Dataset excerpts.
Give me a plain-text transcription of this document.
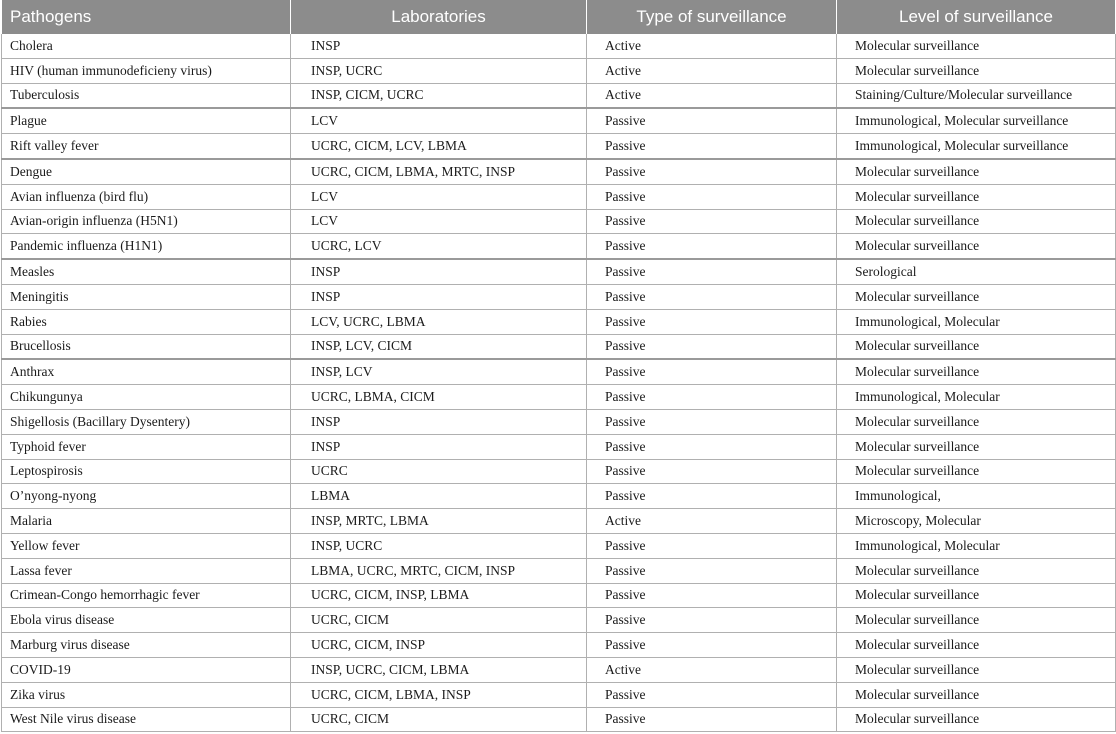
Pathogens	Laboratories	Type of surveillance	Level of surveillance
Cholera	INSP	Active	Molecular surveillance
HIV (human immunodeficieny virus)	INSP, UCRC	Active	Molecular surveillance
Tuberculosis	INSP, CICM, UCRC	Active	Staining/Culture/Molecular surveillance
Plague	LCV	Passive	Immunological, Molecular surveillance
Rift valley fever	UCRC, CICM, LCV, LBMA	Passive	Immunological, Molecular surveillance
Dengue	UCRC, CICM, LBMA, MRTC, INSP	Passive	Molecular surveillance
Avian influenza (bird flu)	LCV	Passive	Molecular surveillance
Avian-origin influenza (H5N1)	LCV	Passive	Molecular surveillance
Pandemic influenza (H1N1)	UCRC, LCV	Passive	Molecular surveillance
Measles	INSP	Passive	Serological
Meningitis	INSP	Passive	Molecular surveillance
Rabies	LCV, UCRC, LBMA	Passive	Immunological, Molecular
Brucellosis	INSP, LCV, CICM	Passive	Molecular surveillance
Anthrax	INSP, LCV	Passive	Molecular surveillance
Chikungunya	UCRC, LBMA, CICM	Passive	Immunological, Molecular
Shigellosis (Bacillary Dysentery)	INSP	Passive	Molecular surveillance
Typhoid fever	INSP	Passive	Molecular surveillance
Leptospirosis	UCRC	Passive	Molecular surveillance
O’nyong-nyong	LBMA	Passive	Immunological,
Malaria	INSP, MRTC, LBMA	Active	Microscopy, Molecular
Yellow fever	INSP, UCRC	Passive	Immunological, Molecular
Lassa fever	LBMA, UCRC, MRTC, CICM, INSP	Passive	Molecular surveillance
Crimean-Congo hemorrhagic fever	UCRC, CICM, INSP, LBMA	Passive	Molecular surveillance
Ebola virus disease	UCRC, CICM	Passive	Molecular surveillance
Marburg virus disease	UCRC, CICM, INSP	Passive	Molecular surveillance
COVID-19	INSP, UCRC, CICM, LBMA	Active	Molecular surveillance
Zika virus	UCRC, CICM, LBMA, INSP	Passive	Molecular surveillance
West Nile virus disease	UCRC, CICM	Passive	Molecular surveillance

Task description.
Output the listing above exactly, excluding all pictures.

Written answer.
Give me a plain-text transcription of this document.
Pathogens	Laboratories	Type of surveillance	Level of surveillance
Cholera	INSP	Active	Molecular surveillance
HIV (human immunodeficieny virus)	INSP, UCRC	Active	Molecular surveillance
Tuberculosis	INSP, CICM, UCRC	Active	Staining/Culture/Molecular surveillance
Plague	LCV	Passive	Immunological, Molecular surveillance
Rift valley fever	UCRC, CICM, LCV, LBMA	Passive	Immunological, Molecular surveillance
Dengue	UCRC, CICM, LBMA, MRTC, INSP	Passive	Molecular surveillance
Avian influenza (bird flu)	LCV	Passive	Molecular surveillance
Avian-origin influenza (H5N1)	LCV	Passive	Molecular surveillance
Pandemic influenza (H1N1)	UCRC, LCV	Passive	Molecular surveillance
Measles	INSP	Passive	Serological
Meningitis	INSP	Passive	Molecular surveillance
Rabies	LCV, UCRC, LBMA	Passive	Immunological, Molecular
Brucellosis	INSP, LCV, CICM	Passive	Molecular surveillance
Anthrax	INSP, LCV	Passive	Molecular surveillance
Chikungunya	UCRC, LBMA, CICM	Passive	Immunological, Molecular
Shigellosis (Bacillary Dysentery)	INSP	Passive	Molecular surveillance
Typhoid fever	INSP	Passive	Molecular surveillance
Leptospirosis	UCRC	Passive	Molecular surveillance
O’nyong-nyong	LBMA	Passive	Immunological,
Malaria	INSP, MRTC, LBMA	Active	Microscopy, Molecular
Yellow fever	INSP, UCRC	Passive	Immunological, Molecular
Lassa fever	LBMA, UCRC, MRTC, CICM, INSP	Passive	Molecular surveillance
Crimean-Congo hemorrhagic fever	UCRC, CICM, INSP, LBMA	Passive	Molecular surveillance
Ebola virus disease	UCRC, CICM	Passive	Molecular surveillance
Marburg virus disease	UCRC, CICM, INSP	Passive	Molecular surveillance
COVID-19	INSP, UCRC, CICM, LBMA	Active	Molecular surveillance
Zika virus	UCRC, CICM, LBMA, INSP	Passive	Molecular surveillance
West Nile virus disease	UCRC, CICM	Passive	Molecular surveillance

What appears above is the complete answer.